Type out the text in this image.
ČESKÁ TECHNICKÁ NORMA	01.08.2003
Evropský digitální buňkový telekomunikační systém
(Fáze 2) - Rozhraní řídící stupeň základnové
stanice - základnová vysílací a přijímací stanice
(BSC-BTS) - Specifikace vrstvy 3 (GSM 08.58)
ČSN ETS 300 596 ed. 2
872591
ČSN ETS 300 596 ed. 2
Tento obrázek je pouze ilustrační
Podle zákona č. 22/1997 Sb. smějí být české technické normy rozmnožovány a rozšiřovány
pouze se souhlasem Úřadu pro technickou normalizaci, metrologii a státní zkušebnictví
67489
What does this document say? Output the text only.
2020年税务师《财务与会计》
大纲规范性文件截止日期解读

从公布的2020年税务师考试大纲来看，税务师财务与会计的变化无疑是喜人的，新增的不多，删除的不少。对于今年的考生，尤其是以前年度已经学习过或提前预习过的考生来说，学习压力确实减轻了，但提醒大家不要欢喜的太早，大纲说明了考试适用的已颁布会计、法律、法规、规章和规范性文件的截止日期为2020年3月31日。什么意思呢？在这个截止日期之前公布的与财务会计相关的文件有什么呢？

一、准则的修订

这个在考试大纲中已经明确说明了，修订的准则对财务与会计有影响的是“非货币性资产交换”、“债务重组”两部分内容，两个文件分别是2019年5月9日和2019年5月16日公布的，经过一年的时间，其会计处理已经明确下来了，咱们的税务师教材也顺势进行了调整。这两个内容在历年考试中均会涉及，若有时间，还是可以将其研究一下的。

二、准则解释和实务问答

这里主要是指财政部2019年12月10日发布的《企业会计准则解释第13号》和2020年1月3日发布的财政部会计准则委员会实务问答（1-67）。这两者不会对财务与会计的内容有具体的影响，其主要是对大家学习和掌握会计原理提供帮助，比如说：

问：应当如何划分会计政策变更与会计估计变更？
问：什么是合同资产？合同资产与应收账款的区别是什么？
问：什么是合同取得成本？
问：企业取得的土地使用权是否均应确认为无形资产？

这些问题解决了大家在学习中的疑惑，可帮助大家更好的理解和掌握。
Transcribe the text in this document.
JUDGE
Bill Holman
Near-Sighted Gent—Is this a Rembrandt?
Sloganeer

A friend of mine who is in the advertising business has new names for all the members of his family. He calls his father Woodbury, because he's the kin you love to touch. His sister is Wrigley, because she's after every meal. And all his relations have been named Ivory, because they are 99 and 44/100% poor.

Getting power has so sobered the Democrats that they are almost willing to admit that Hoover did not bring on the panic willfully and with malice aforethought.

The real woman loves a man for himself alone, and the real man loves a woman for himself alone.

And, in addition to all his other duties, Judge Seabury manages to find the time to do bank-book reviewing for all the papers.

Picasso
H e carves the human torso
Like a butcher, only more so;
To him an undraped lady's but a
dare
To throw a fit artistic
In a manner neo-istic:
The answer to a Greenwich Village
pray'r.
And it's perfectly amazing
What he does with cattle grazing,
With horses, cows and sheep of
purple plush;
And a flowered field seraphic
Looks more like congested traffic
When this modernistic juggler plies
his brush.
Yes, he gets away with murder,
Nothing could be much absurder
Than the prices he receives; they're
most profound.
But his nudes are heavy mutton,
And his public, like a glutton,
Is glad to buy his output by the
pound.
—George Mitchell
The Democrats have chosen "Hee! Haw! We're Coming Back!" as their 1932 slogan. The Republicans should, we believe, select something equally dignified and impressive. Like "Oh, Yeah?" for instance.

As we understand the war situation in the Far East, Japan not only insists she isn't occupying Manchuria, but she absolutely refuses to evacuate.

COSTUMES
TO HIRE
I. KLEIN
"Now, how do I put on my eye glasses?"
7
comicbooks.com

_ _ _ _

§ **Your objective**
Identify every line where the string "they" appears.

§ **Reply**
A friend of mine who is in the advertising business has new names for all the members of his family. He calls his father Woodbury, because he's the kin you love to touch. His sister is Wrigley, because she's after every meal. And all his relations have been named Ivory, because they are 99 and 44/100% poor.
Getting power has so sobered the Democrats that they are almost willing to admit that Hoover did not bring on the panic willfully and with malice aforethought.
Than the prices he receives; they're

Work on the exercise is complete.